— Start Entries provided —

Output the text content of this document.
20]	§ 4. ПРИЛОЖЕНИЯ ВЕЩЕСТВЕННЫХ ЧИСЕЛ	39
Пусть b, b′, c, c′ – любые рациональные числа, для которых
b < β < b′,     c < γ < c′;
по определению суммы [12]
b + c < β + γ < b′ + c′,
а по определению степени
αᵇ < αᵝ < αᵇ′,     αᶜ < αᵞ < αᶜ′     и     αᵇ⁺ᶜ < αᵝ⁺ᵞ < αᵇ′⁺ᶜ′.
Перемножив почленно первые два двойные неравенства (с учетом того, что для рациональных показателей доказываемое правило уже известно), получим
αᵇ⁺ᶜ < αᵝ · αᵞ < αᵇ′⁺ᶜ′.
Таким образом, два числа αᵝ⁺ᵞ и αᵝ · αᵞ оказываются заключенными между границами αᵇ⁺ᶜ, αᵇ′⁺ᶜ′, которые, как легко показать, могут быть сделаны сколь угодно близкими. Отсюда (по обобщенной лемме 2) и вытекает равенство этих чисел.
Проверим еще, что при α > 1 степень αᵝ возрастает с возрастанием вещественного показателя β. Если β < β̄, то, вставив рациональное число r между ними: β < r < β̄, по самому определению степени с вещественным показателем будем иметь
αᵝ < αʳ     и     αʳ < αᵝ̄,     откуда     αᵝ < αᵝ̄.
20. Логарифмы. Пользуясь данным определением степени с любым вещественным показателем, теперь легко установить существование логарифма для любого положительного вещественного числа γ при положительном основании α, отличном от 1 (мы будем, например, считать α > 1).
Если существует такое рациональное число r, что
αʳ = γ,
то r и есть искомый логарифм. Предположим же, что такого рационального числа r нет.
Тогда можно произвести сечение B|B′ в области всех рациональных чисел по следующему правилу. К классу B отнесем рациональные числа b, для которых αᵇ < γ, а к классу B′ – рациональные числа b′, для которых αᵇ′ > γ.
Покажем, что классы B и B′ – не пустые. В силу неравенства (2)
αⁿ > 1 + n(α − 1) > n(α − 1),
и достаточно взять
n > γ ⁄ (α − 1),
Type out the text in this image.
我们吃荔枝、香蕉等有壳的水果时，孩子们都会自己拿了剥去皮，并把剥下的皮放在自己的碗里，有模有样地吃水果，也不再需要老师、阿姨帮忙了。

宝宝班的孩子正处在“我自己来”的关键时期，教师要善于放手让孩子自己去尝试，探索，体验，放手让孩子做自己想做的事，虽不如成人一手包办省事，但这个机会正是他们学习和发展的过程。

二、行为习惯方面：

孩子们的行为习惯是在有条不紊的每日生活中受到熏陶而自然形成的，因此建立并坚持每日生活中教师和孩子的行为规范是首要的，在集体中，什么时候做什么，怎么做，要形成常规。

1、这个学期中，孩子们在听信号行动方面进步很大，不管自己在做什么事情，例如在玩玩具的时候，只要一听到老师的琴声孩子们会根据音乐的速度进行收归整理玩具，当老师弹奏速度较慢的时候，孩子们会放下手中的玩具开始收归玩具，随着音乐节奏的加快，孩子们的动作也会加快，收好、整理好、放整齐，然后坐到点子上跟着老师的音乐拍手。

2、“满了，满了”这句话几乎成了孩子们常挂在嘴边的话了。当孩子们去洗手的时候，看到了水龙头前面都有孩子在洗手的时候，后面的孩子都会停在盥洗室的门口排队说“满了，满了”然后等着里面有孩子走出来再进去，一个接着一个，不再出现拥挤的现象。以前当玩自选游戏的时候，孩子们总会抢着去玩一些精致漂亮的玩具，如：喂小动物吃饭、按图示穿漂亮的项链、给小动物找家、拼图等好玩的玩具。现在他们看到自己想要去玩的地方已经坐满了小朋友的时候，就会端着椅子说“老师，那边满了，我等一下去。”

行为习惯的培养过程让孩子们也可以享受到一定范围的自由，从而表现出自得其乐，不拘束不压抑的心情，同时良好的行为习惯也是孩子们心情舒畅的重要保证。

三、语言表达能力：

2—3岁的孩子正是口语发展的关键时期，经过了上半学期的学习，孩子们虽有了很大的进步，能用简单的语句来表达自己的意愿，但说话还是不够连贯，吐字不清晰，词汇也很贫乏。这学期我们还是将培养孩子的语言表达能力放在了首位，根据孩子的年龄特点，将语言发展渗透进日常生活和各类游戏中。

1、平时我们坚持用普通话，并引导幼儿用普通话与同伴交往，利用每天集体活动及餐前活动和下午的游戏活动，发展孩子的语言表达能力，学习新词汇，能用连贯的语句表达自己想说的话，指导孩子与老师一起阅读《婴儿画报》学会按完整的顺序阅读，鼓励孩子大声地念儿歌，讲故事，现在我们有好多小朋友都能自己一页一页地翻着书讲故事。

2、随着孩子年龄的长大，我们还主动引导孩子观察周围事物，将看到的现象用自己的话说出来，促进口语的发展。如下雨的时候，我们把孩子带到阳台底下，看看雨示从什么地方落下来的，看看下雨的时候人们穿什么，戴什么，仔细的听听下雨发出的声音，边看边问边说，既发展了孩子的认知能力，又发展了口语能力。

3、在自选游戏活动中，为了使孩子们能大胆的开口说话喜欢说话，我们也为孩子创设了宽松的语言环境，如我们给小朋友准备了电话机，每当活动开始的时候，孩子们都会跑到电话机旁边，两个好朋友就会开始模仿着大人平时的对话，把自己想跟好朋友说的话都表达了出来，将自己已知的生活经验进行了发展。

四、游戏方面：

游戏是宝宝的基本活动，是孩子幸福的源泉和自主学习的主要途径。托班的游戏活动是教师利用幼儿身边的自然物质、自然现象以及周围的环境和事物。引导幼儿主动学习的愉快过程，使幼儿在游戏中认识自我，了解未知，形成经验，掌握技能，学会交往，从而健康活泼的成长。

— End Entries provided —

> _Set task_: The records above should be repeated in full, exactly as given.

> _Solution_:
Output the text content of this document.
20]	§ 4. ПРИЛОЖЕНИЯ ВЕЩЕСТВЕННЫХ ЧИСЕЛ	39
Пусть b, b′, c, c′ – любые рациональные числа, для которых
b < β < b′,     c < γ < c′;
по определению суммы [12]
b + c < β + γ < b′ + c′,
а по определению степени
αᵇ < αᵝ < αᵇ′,     αᶜ < αᵞ < αᶜ′     и     αᵇ⁺ᶜ < αᵝ⁺ᵞ < αᵇ′⁺ᶜ′.
Перемножив почленно первые два двойные неравенства (с учетом того, что для рациональных показателей доказываемое правило уже известно), получим
αᵇ⁺ᶜ < αᵝ · αᵞ < αᵇ′⁺ᶜ′.
Таким образом, два числа αᵝ⁺ᵞ и αᵝ · αᵞ оказываются заключенными между границами αᵇ⁺ᶜ, αᵇ′⁺ᶜ′, которые, как легко показать, могут быть сделаны сколь угодно близкими. Отсюда (по обобщенной лемме 2) и вытекает равенство этих чисел.
Проверим еще, что при α > 1 степень αᵝ возрастает с возрастанием вещественного показателя β. Если β < β̄, то, вставив рациональное число r между ними: β < r < β̄, по самому определению степени с вещественным показателем будем иметь
αᵝ < αʳ     и     αʳ < αᵝ̄,     откуда     αᵝ < αᵝ̄.
20. Логарифмы. Пользуясь данным определением степени с любым вещественным показателем, теперь легко установить существование логарифма для любого положительного вещественного числа γ при положительном основании α, отличном от 1 (мы будем, например, считать α > 1).
Если существует такое рациональное число r, что
αʳ = γ,
то r и есть искомый логарифм. Предположим же, что такого рационального числа r нет.
Тогда можно произвести сечение B|B′ в области всех рациональных чисел по следующему правилу. К классу B отнесем рациональные числа b, для которых αᵇ < γ, а к классу B′ – рациональные числа b′, для которых αᵇ′ > γ.
Покажем, что классы B и B′ – не пустые. В силу неравенства (2)
αⁿ > 1 + n(α − 1) > n(α − 1),
и достаточно взять
n > γ ⁄ (α − 1),
Type out the text in this image.
我们吃荔枝、香蕉等有壳的水果时，孩子们都会自己拿了剥去皮，并把剥下的皮放在自己的碗里，有模有样地吃水果，也不再需要老师、阿姨帮忙了。

宝宝班的孩子正处在“我自己来”的关键时期，教师要善于放手让孩子自己去尝试，探索，体验，放手让孩子做自己想做的事，虽不如成人一手包办省事，但这个机会正是他们学习和发展的过程。

二、行为习惯方面：

孩子们的行为习惯是在有条不紊的每日生活中受到熏陶而自然形成的，因此建立并坚持每日生活中教师和孩子的行为规范是首要的，在集体中，什么时候做什么，怎么做，要形成常规。

1、这个学期中，孩子们在听信号行动方面进步很大，不管自己在做什么事情，例如在玩玩具的时候，只要一听到老师的琴声孩子们会根据音乐的速度进行收归整理玩具，当老师弹奏速度较慢的时候，孩子们会放下手中的玩具开始收归玩具，随着音乐节奏的加快，孩子们的动作也会加快，收好、整理好、放整齐，然后坐到点子上跟着老师的音乐拍手。

2、“满了，满了”这句话几乎成了孩子们常挂在嘴边的话了。当孩子们去洗手的时候，看到了水龙头前面都有孩子在洗手的时候，后面的孩子都会停在盥洗室的门口排队说“满了，满了”然后等着里面有孩子走出来再进去，一个接着一个，不再出现拥挤的现象。以前当玩自选游戏的时候，孩子们总会抢着去玩一些精致漂亮的玩具，如：喂小动物吃饭、按图示穿漂亮的项链、给小动物找家、拼图等好玩的玩具。现在他们看到自己想要去玩的地方已经坐满了小朋友的时候，就会端着椅子说“老师，那边满了，我等一下去。”

行为习惯的培养过程让孩子们也可以享受到一定范围的自由，从而表现出自得其乐，不拘束不压抑的心情，同时良好的行为习惯也是孩子们心情舒畅的重要保证。

三、语言表达能力：

2—3岁的孩子正是口语发展的关键时期，经过了上半学期的学习，孩子们虽有了很大的进步，能用简单的语句来表达自己的意愿，但说话还是不够连贯，吐字不清晰，词汇也很贫乏。这学期我们还是将培养孩子的语言表达能力放在了首位，根据孩子的年龄特点，将语言发展渗透进日常生活和各类游戏中。

1、平时我们坚持用普通话，并引导幼儿用普通话与同伴交往，利用每天集体活动及餐前活动和下午的游戏活动，发展孩子的语言表达能力，学习新词汇，能用连贯的语句表达自己想说的话，指导孩子与老师一起阅读《婴儿画报》学会按完整的顺序阅读，鼓励孩子大声地念儿歌，讲故事，现在我们有好多小朋友都能自己一页一页地翻着书讲故事。

2、随着孩子年龄的长大，我们还主动引导孩子观察周围事物，将看到的现象用自己的话说出来，促进口语的发展。如下雨的时候，我们把孩子带到阳台底下，看看雨示从什么地方落下来的，看看下雨的时候人们穿什么，戴什么，仔细的听听下雨发出的声音，边看边问边说，既发展了孩子的认知能力，又发展了口语能力。

3、在自选游戏活动中，为了使孩子们能大胆的开口说话喜欢说话，我们也为孩子创设了宽松的语言环境，如我们给小朋友准备了电话机，每当活动开始的时候，孩子们都会跑到电话机旁边，两个好朋友就会开始模仿着大人平时的对话，把自己想跟好朋友说的话都表达了出来，将自己已知的生活经验进行了发展。

四、游戏方面：

游戏是宝宝的基本活动，是孩子幸福的源泉和自主学习的主要途径。托班的游戏活动是教师利用幼儿身边的自然物质、自然现象以及周围的环境和事物。引导幼儿主动学习的愉快过程，使幼儿在游戏中认识自我，了解未知，形成经验，掌握技能，学会交往，从而健康活泼的成长。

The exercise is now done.